### [Requirement]
Copy out, exactly as written, only the line containing "Read this page and output its text content." and the lines after it through the end of the records.

### [Records for the task]
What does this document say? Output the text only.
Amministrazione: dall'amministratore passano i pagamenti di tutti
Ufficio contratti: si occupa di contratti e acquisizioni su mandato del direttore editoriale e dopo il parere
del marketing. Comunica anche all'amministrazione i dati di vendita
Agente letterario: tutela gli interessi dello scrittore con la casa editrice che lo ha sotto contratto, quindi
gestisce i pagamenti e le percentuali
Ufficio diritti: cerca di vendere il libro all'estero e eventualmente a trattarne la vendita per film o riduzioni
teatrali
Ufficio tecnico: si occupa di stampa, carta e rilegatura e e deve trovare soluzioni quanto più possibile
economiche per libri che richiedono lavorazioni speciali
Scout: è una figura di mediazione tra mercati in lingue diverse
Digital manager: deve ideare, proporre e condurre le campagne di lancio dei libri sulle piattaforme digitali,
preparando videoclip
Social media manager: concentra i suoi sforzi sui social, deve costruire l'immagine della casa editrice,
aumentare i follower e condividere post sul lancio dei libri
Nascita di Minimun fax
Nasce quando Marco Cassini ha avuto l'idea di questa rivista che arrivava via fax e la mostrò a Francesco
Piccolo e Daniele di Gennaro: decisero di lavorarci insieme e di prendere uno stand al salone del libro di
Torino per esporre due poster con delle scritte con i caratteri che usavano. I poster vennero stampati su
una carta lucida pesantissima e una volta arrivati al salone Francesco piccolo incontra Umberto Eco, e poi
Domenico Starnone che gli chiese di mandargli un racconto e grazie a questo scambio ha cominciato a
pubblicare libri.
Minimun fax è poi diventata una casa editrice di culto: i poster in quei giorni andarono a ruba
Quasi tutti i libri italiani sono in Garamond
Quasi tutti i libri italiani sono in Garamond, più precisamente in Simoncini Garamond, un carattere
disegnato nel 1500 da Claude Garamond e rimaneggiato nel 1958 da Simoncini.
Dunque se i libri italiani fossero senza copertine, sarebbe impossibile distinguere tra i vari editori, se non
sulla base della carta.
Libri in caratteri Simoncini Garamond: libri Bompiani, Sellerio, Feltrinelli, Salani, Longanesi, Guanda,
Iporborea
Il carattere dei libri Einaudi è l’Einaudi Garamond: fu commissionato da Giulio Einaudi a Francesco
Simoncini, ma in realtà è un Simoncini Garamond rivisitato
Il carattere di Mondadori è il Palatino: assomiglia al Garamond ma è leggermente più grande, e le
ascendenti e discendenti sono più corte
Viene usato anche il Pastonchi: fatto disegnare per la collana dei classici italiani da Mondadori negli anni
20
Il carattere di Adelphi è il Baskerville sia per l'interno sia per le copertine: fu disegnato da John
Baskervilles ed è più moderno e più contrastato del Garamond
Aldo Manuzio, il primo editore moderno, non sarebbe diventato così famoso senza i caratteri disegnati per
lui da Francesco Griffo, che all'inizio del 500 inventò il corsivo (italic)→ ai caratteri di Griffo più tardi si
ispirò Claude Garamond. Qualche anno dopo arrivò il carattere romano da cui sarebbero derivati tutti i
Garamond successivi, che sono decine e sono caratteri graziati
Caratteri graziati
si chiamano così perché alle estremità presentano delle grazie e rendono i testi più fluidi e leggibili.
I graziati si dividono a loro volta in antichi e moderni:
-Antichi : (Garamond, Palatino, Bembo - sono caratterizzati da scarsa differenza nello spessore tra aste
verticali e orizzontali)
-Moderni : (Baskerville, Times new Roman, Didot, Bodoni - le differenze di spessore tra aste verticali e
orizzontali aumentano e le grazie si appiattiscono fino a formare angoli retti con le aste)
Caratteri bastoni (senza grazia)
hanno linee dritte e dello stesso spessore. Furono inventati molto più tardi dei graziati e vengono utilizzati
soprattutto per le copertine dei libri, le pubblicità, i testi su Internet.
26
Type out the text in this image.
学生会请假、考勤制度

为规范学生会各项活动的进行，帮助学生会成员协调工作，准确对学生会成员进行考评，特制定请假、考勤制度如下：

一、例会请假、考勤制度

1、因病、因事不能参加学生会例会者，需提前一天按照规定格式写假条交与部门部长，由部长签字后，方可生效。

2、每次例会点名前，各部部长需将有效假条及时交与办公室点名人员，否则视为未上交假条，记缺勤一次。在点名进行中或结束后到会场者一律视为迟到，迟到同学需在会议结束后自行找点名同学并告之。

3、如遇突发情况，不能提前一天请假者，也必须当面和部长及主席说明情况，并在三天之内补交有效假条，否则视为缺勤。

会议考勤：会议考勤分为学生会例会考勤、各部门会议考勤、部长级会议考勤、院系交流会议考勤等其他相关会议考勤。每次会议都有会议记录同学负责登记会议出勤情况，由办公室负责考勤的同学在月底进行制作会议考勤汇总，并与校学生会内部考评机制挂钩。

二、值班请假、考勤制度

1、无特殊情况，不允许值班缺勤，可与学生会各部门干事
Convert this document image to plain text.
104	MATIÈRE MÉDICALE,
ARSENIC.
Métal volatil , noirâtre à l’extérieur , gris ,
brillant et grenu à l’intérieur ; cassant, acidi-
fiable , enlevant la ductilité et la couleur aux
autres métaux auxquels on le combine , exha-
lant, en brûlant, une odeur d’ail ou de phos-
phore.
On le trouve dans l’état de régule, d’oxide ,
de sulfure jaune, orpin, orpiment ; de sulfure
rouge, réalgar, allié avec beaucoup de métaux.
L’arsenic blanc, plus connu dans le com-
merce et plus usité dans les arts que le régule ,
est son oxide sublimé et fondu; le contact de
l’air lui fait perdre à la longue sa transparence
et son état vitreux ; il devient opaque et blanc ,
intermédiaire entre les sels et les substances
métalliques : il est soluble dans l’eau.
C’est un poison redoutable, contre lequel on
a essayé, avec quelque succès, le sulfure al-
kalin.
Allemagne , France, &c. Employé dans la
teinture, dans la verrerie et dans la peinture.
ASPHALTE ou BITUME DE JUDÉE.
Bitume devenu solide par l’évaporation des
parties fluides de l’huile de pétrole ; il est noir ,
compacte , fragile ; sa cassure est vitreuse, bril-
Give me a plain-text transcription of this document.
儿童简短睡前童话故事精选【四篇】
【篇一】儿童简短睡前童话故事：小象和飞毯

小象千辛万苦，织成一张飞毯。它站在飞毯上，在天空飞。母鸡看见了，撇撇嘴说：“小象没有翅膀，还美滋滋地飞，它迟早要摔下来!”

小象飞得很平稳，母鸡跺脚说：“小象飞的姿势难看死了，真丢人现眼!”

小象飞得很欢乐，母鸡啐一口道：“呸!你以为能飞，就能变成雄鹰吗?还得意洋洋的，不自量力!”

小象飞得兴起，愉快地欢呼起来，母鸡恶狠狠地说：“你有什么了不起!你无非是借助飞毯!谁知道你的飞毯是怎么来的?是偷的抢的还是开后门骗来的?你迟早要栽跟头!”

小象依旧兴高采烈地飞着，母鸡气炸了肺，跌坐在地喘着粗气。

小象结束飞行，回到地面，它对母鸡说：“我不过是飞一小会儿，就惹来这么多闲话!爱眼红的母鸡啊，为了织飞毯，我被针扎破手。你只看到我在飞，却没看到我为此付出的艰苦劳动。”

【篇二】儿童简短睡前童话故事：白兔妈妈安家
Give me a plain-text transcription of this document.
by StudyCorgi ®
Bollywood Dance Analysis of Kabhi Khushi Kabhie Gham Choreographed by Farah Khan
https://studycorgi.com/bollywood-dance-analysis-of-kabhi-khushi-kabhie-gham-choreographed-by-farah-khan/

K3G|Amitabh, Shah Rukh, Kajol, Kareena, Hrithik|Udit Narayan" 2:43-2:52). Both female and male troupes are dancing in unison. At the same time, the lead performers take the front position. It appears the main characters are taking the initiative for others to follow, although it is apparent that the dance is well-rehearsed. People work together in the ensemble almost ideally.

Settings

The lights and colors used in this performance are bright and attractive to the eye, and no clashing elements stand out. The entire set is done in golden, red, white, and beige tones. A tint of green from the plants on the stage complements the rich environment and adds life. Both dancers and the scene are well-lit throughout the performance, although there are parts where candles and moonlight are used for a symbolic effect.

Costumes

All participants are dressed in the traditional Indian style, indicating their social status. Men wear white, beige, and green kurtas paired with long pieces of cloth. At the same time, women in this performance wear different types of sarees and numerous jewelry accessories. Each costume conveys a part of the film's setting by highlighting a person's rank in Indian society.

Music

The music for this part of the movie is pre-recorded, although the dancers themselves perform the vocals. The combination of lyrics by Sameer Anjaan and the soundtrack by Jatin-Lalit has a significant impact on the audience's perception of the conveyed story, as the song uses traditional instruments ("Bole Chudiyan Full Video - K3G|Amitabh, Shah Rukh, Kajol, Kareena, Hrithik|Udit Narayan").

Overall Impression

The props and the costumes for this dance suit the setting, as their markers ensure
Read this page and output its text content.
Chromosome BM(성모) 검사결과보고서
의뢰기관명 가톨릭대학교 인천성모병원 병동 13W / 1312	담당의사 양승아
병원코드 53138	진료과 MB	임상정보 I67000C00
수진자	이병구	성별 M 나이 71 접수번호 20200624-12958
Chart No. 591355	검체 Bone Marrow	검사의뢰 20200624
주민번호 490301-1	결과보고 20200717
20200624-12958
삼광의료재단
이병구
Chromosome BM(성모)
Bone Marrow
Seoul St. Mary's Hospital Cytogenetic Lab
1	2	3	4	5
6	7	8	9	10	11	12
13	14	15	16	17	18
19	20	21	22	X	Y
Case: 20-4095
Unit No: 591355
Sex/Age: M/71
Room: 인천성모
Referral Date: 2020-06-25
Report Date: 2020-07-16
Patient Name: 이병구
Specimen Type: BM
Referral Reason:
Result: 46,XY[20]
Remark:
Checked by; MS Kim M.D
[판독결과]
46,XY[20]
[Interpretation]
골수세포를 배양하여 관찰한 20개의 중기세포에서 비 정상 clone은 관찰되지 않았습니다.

### [Exercise result]
Read this page and output its text content.
Chromosome BM(성모) 검사결과보고서
의뢰기관명 가톨릭대학교 인천성모병원 병동 13W / 1312	담당의사 양승아
병원코드 53138	진료과 MB	임상정보 I67000C00
수진자	이병구	성별 M 나이 71 접수번호 20200624-12958
Chart No. 591355	검체 Bone Marrow	검사의뢰 20200624
주민번호 490301-1	결과보고 20200717
20200624-12958
삼광의료재단
이병구
Chromosome BM(성모)
Bone Marrow
Seoul St. Mary's Hospital Cytogenetic Lab
1	2	3	4	5
6	7	8	9	10	11	12
13	14	15	16	17	18
19	20	21	22	X	Y
Case: 20-4095
Unit No: 591355
Sex/Age: M/71
Room: 인천성모
Referral Date: 2020-06-25
Report Date: 2020-07-16
Patient Name: 이병구
Specimen Type: BM
Referral Reason:
Result: 46,XY[20]
Remark:
Checked by; MS Kim M.D
[판독결과]
46,XY[20]
[Interpretation]
골수세포를 배양하여 관찰한 20개의 중기세포에서 비 정상 clone은 관찰되지 않았습니다.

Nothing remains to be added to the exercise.